◆ Task description:
Your answer is a single number: how many lines hold the word "name"?

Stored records
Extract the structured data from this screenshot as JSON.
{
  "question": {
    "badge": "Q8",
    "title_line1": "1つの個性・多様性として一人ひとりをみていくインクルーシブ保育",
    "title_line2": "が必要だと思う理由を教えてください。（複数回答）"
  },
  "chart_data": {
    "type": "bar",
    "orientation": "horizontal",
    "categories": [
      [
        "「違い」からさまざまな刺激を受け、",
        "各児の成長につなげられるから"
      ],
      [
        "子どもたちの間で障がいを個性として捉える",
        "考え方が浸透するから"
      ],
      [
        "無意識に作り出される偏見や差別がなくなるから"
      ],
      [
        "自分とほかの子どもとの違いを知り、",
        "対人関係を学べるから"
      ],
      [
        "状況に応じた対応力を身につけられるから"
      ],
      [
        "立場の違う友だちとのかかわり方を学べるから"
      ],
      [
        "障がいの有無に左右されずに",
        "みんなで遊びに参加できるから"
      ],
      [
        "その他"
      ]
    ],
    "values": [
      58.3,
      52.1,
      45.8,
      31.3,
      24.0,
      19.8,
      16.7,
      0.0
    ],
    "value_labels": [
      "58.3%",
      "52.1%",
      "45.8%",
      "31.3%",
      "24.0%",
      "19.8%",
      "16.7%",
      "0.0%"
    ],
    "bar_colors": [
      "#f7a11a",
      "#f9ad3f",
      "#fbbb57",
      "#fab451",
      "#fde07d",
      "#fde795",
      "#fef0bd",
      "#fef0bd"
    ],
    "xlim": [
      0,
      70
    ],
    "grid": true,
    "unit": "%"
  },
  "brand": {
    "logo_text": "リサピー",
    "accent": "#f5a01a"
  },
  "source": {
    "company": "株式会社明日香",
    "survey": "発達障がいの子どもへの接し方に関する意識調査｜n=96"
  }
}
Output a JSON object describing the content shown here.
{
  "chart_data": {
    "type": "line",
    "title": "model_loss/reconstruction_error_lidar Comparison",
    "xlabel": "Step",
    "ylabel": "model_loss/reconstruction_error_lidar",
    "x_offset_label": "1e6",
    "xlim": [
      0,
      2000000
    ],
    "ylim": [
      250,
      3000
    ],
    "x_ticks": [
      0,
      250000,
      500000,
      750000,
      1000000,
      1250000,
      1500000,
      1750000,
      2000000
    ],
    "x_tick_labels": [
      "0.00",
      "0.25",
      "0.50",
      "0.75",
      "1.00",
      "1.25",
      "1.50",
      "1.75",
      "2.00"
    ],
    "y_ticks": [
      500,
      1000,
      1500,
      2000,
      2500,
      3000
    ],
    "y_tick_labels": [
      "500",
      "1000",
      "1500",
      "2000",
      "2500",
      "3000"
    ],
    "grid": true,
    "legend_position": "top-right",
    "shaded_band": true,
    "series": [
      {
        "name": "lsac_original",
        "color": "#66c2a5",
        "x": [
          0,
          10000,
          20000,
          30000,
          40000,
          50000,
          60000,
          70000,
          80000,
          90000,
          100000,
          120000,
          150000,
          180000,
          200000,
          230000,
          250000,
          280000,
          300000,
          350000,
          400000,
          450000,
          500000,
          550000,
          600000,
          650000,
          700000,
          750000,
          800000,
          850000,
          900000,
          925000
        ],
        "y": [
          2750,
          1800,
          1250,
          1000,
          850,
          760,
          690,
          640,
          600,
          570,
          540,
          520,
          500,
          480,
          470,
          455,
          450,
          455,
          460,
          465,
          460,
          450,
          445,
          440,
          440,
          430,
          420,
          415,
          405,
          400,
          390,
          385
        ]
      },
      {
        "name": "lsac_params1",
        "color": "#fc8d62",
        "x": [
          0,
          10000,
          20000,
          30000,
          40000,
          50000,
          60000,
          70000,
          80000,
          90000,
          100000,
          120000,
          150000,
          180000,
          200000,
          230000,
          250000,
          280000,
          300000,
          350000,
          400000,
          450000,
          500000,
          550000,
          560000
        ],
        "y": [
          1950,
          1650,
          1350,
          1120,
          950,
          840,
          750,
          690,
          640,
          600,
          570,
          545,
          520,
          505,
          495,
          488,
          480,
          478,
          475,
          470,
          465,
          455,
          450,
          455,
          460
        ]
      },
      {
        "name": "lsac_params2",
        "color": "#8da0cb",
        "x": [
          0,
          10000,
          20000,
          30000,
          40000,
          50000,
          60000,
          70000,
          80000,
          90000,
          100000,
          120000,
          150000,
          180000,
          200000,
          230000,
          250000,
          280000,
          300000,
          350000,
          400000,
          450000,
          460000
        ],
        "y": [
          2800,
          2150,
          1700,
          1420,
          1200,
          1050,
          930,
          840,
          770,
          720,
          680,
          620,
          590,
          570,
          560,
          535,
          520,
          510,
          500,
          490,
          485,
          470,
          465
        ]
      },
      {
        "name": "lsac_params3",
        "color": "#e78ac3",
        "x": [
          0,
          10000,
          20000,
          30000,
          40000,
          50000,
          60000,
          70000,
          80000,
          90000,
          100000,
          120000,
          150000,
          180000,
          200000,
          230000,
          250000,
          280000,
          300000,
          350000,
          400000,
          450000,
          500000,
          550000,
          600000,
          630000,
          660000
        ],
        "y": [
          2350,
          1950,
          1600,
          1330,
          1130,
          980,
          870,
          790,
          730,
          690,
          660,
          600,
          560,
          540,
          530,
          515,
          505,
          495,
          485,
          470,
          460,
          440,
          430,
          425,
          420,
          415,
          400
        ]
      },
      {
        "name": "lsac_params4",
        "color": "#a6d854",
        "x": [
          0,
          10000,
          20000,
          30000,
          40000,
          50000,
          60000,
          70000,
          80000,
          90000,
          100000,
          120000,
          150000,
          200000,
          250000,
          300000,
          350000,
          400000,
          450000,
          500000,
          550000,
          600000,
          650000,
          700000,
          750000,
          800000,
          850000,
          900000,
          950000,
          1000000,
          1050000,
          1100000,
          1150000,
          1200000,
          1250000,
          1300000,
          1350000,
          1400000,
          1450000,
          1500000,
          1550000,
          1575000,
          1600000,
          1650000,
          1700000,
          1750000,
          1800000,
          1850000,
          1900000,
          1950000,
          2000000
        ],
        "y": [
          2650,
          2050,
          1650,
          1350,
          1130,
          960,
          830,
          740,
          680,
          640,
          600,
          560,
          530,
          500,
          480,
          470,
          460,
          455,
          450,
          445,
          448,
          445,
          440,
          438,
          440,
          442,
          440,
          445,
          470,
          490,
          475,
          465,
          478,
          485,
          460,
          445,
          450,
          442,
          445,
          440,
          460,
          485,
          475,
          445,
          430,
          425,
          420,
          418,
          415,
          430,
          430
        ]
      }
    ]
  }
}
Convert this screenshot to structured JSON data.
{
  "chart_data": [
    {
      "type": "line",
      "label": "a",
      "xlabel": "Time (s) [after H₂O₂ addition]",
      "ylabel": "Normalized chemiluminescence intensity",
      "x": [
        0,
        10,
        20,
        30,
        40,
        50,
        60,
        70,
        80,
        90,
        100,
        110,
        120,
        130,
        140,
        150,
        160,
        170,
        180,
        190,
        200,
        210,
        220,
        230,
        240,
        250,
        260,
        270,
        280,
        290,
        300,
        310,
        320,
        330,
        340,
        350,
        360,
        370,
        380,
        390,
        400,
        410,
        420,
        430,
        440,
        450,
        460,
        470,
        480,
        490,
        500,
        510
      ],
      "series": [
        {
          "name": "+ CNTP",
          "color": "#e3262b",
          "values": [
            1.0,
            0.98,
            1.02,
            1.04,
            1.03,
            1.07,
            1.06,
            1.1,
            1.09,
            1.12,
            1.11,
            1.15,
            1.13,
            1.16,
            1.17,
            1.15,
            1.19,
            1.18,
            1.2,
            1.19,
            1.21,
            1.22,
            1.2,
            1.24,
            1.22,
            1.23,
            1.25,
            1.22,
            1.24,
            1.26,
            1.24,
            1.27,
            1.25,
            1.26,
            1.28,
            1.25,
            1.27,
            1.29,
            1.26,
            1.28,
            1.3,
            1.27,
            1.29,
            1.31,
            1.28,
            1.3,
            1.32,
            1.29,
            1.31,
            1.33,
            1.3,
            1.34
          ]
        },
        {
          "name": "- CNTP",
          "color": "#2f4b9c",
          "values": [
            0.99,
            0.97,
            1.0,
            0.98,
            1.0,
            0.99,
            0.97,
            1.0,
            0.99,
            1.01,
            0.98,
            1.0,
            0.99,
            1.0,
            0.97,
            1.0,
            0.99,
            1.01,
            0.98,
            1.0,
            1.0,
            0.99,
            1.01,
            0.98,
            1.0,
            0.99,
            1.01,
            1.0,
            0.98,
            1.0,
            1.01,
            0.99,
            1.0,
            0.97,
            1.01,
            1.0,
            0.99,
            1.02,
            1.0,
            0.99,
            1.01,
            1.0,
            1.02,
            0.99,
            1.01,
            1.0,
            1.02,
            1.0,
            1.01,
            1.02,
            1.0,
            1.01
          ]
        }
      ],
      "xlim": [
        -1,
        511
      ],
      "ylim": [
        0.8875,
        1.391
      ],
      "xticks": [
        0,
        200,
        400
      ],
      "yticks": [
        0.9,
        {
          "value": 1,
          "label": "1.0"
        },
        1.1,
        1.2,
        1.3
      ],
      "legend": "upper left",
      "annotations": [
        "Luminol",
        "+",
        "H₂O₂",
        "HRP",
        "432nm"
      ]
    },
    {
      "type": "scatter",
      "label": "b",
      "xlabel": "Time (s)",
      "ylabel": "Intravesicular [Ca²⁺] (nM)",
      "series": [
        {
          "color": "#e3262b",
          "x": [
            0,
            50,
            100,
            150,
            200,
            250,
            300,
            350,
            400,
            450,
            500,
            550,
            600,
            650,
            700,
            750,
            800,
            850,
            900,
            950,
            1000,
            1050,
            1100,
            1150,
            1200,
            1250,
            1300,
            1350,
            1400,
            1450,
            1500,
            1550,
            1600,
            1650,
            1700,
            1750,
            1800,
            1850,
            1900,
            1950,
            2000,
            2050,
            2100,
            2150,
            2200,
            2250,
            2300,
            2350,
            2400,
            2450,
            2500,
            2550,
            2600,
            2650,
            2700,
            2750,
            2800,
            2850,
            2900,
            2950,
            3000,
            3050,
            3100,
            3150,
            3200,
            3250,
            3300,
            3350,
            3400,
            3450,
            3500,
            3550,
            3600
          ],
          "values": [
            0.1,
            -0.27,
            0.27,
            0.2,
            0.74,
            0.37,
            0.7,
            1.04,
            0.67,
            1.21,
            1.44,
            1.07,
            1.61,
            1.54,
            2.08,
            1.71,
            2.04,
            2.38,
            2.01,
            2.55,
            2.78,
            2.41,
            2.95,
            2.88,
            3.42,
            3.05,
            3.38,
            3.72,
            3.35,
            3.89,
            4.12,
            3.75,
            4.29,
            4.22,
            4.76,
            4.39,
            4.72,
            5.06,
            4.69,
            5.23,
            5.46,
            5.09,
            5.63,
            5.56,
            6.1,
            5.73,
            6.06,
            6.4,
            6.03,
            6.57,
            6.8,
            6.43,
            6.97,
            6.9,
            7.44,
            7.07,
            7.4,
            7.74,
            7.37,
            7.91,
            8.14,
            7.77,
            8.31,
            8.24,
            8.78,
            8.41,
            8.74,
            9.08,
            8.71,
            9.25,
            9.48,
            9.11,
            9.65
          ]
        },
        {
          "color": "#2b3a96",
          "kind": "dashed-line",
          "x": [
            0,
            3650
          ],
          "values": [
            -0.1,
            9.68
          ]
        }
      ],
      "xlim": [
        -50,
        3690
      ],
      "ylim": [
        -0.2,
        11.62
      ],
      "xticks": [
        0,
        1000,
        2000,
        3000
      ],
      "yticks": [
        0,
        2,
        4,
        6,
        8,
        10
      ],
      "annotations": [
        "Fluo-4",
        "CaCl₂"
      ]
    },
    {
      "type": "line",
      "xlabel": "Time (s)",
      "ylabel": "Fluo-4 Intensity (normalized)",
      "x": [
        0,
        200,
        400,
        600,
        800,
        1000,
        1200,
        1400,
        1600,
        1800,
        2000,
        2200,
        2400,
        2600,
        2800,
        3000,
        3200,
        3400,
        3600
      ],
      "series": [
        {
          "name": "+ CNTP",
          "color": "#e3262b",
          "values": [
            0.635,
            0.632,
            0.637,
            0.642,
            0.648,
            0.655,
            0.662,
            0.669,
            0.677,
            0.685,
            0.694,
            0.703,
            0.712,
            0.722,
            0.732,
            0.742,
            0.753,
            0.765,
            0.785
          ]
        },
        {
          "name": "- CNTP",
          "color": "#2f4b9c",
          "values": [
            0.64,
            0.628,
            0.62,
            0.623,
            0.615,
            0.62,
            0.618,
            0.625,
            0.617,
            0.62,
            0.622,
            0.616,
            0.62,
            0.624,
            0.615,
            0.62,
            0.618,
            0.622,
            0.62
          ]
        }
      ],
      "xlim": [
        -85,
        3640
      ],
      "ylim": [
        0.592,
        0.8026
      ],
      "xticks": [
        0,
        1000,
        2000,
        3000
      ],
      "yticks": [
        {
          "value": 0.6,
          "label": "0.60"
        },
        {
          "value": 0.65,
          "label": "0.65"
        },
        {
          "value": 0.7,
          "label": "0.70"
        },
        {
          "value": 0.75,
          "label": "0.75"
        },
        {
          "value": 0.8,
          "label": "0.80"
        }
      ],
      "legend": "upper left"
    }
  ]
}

◆ Written answer:
9